Exercise details | Only the pictures stay out; every record is to be quoted exactly.

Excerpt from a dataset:
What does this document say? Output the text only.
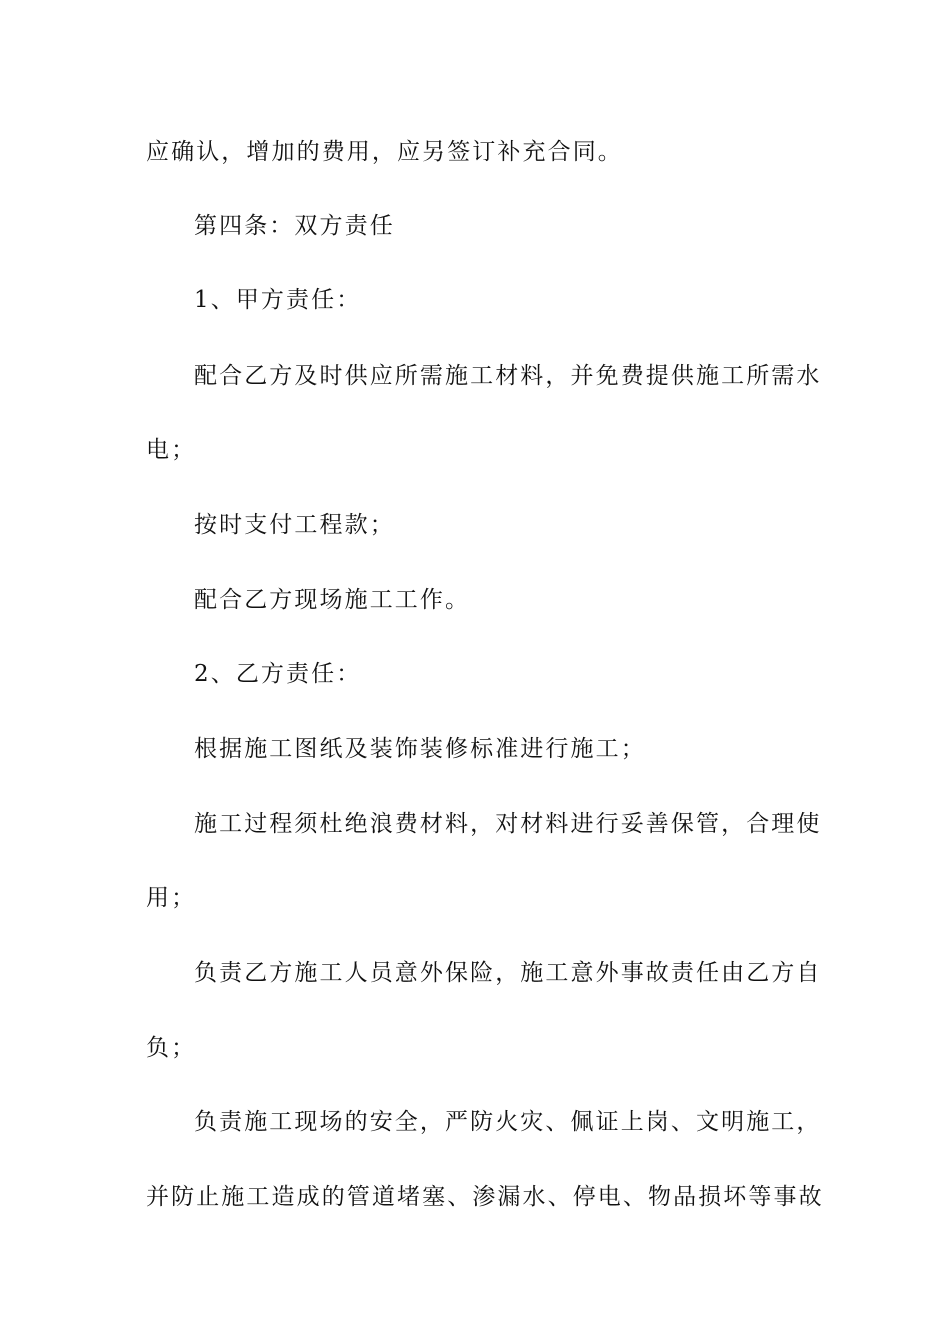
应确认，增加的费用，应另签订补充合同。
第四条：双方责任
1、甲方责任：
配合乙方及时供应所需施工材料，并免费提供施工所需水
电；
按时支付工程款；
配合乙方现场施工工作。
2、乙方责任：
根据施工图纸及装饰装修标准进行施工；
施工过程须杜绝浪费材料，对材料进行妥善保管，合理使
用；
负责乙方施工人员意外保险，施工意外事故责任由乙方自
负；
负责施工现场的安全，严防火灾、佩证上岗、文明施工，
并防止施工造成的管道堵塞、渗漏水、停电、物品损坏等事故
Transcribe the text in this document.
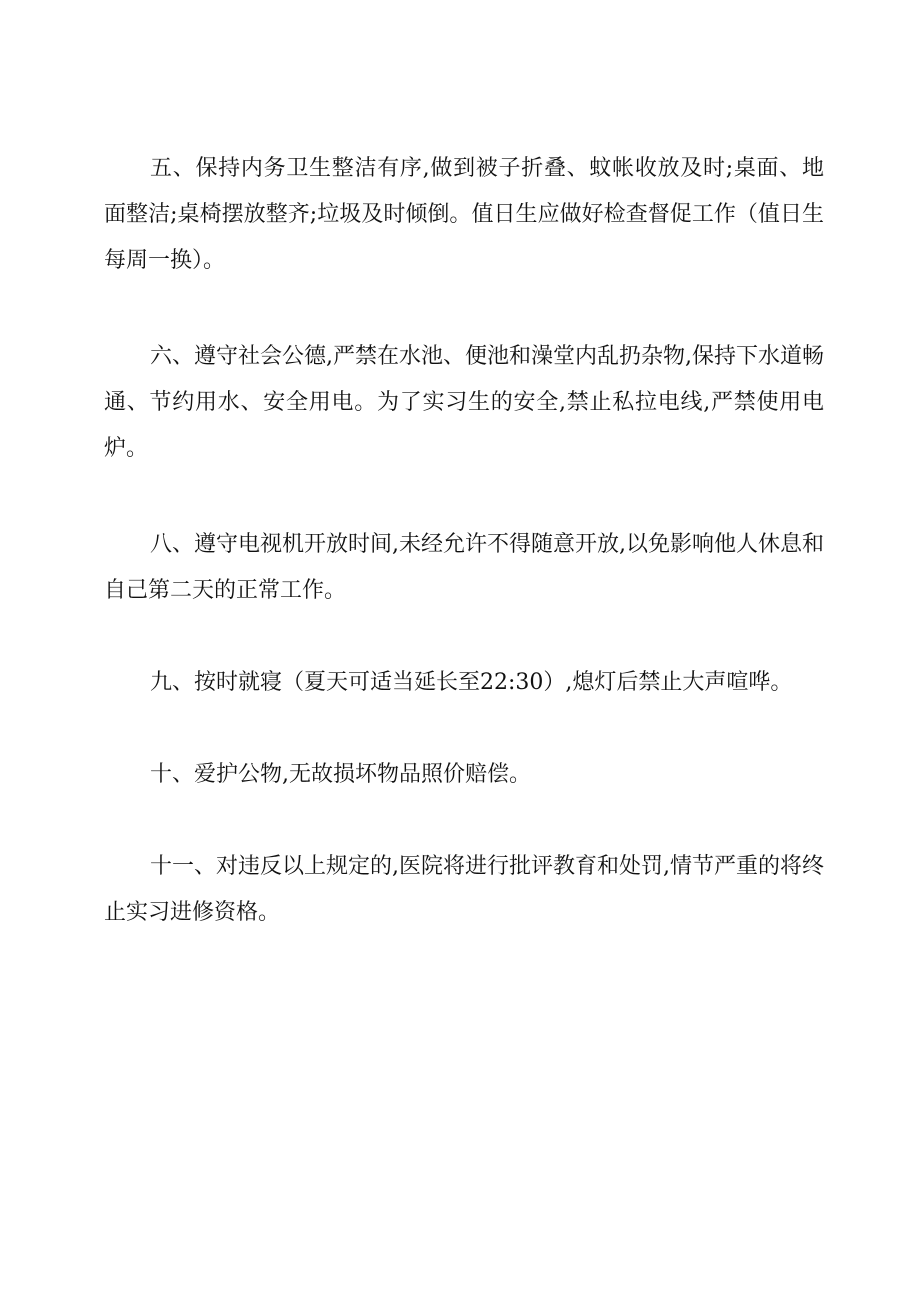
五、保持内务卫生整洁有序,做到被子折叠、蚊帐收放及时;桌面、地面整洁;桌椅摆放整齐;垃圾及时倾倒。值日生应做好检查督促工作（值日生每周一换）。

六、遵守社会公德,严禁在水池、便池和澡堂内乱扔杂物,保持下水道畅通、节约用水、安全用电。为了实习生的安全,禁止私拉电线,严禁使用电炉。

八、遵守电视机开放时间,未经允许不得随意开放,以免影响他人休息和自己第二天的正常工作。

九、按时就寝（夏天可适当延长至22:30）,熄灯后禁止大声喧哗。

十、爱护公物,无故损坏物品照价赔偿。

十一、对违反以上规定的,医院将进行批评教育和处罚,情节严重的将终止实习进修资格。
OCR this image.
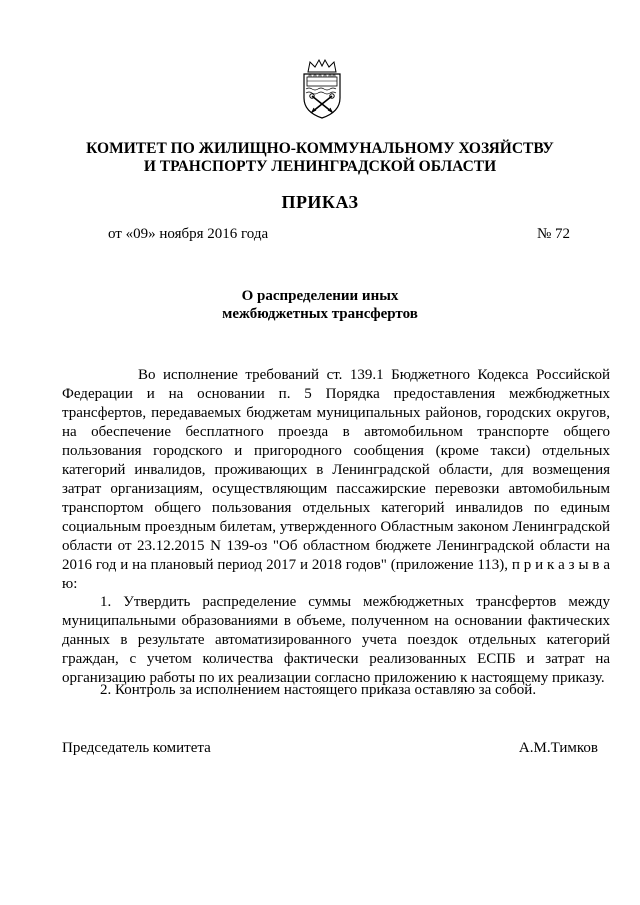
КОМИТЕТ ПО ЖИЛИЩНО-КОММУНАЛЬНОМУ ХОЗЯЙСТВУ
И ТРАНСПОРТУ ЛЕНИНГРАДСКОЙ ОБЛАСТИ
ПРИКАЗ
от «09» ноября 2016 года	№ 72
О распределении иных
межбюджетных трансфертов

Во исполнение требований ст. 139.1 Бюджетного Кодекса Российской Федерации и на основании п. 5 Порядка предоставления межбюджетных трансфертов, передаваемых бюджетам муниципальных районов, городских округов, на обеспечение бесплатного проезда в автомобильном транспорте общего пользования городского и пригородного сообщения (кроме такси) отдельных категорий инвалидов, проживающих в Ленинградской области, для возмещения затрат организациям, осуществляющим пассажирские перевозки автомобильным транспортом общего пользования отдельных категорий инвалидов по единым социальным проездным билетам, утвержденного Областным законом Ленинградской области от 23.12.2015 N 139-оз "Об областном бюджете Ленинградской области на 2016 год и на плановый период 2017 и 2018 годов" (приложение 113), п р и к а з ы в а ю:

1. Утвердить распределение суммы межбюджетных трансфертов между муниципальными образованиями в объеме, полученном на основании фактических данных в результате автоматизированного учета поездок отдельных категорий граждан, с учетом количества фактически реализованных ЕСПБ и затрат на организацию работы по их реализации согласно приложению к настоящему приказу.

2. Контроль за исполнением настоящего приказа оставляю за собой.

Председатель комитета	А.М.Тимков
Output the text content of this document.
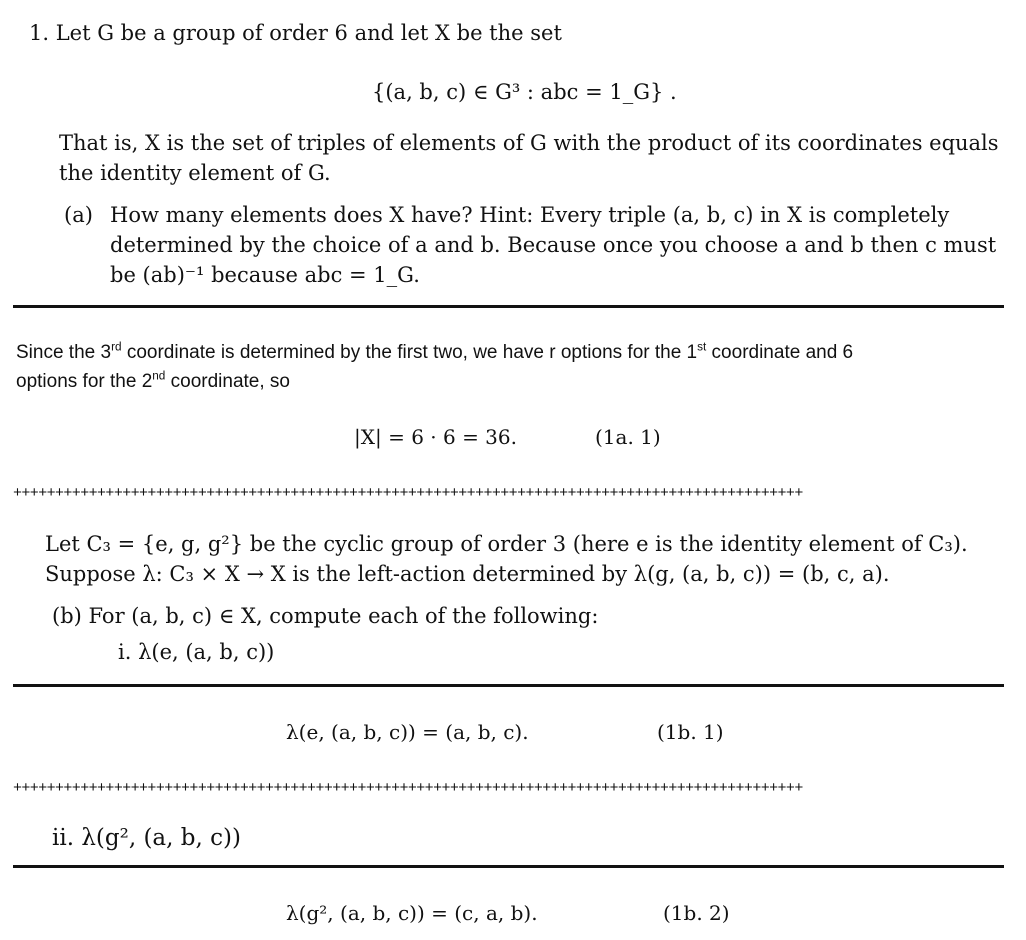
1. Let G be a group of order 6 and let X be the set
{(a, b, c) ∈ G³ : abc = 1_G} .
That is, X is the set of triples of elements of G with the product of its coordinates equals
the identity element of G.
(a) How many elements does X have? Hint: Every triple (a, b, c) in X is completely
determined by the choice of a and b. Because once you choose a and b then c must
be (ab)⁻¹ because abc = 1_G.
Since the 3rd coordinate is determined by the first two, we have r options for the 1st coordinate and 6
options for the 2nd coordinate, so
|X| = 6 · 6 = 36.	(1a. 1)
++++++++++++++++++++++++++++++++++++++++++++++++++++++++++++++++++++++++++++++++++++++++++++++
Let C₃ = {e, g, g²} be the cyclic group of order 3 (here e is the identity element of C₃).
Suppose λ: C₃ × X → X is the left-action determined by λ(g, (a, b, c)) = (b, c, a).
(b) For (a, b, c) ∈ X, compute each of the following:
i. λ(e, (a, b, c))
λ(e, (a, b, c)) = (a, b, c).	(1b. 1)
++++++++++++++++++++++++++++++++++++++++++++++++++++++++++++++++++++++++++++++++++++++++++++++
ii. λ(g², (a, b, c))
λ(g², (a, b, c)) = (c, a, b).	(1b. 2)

Task answer |
What does this document say? Output the text only.
应确认，增加的费用，应另签订补充合同。
第四条：双方责任
1、甲方责任：
配合乙方及时供应所需施工材料，并免费提供施工所需水
电；
按时支付工程款；
配合乙方现场施工工作。
2、乙方责任：
根据施工图纸及装饰装修标准进行施工；
施工过程须杜绝浪费材料，对材料进行妥善保管，合理使
用；
负责乙方施工人员意外保险，施工意外事故责任由乙方自
负；
负责施工现场的安全，严防火灾、佩证上岗、文明施工，
并防止施工造成的管道堵塞、渗漏水、停电、物品损坏等事故
Transcribe the text in this document.
五、保持内务卫生整洁有序,做到被子折叠、蚊帐收放及时;桌面、地面整洁;桌椅摆放整齐;垃圾及时倾倒。值日生应做好检查督促工作（值日生每周一换）。

六、遵守社会公德,严禁在水池、便池和澡堂内乱扔杂物,保持下水道畅通、节约用水、安全用电。为了实习生的安全,禁止私拉电线,严禁使用电炉。

八、遵守电视机开放时间,未经允许不得随意开放,以免影响他人休息和自己第二天的正常工作。

九、按时就寝（夏天可适当延长至22:30）,熄灯后禁止大声喧哗。

十、爱护公物,无故损坏物品照价赔偿。

十一、对违反以上规定的,医院将进行批评教育和处罚,情节严重的将终止实习进修资格。
OCR this image.
КОМИТЕТ ПО ЖИЛИЩНО-КОММУНАЛЬНОМУ ХОЗЯЙСТВУ
И ТРАНСПОРТУ ЛЕНИНГРАДСКОЙ ОБЛАСТИ
ПРИКАЗ
от «09» ноября 2016 года	№ 72
О распределении иных
межбюджетных трансфертов

Во исполнение требований ст. 139.1 Бюджетного Кодекса Российской Федерации и на основании п. 5 Порядка предоставления межбюджетных трансфертов, передаваемых бюджетам муниципальных районов, городских округов, на обеспечение бесплатного проезда в автомобильном транспорте общего пользования городского и пригородного сообщения (кроме такси) отдельных категорий инвалидов, проживающих в Ленинградской области, для возмещения затрат организациям, осуществляющим пассажирские перевозки автомобильным транспортом общего пользования отдельных категорий инвалидов по единым социальным проездным билетам, утвержденного Областным законом Ленинградской области от 23.12.2015 N 139-оз "Об областном бюджете Ленинградской области на 2016 год и на плановый период 2017 и 2018 годов" (приложение 113), п р и к а з ы в а ю:

1. Утвердить распределение суммы межбюджетных трансфертов между муниципальными образованиями в объеме, полученном на основании фактических данных в результате автоматизированного учета поездок отдельных категорий граждан, с учетом количества фактически реализованных ЕСПБ и затрат на организацию работы по их реализации согласно приложению к настоящему приказу.

2. Контроль за исполнением настоящего приказа оставляю за собой.

Председатель комитета	А.М.Тимков
Output the text content of this document.
1. Let G be a group of order 6 and let X be the set
{(a, b, c) ∈ G³ : abc = 1_G} .
That is, X is the set of triples of elements of G with the product of its coordinates equals
the identity element of G.
(a) How many elements does X have? Hint: Every triple (a, b, c) in X is completely
determined by the choice of a and b. Because once you choose a and b then c must
be (ab)⁻¹ because abc = 1_G.
Since the 3rd coordinate is determined by the first two, we have r options for the 1st coordinate and 6
options for the 2nd coordinate, so
|X| = 6 · 6 = 36.	(1a. 1)
++++++++++++++++++++++++++++++++++++++++++++++++++++++++++++++++++++++++++++++++++++++++++++++
Let C₃ = {e, g, g²} be the cyclic group of order 3 (here e is the identity element of C₃).
Suppose λ: C₃ × X → X is the left-action determined by λ(g, (a, b, c)) = (b, c, a).
(b) For (a, b, c) ∈ X, compute each of the following:
i. λ(e, (a, b, c))
λ(e, (a, b, c)) = (a, b, c).	(1b. 1)
++++++++++++++++++++++++++++++++++++++++++++++++++++++++++++++++++++++++++++++++++++++++++++++
ii. λ(g², (a, b, c))
λ(g², (a, b, c)) = (c, a, b).	(1b. 2)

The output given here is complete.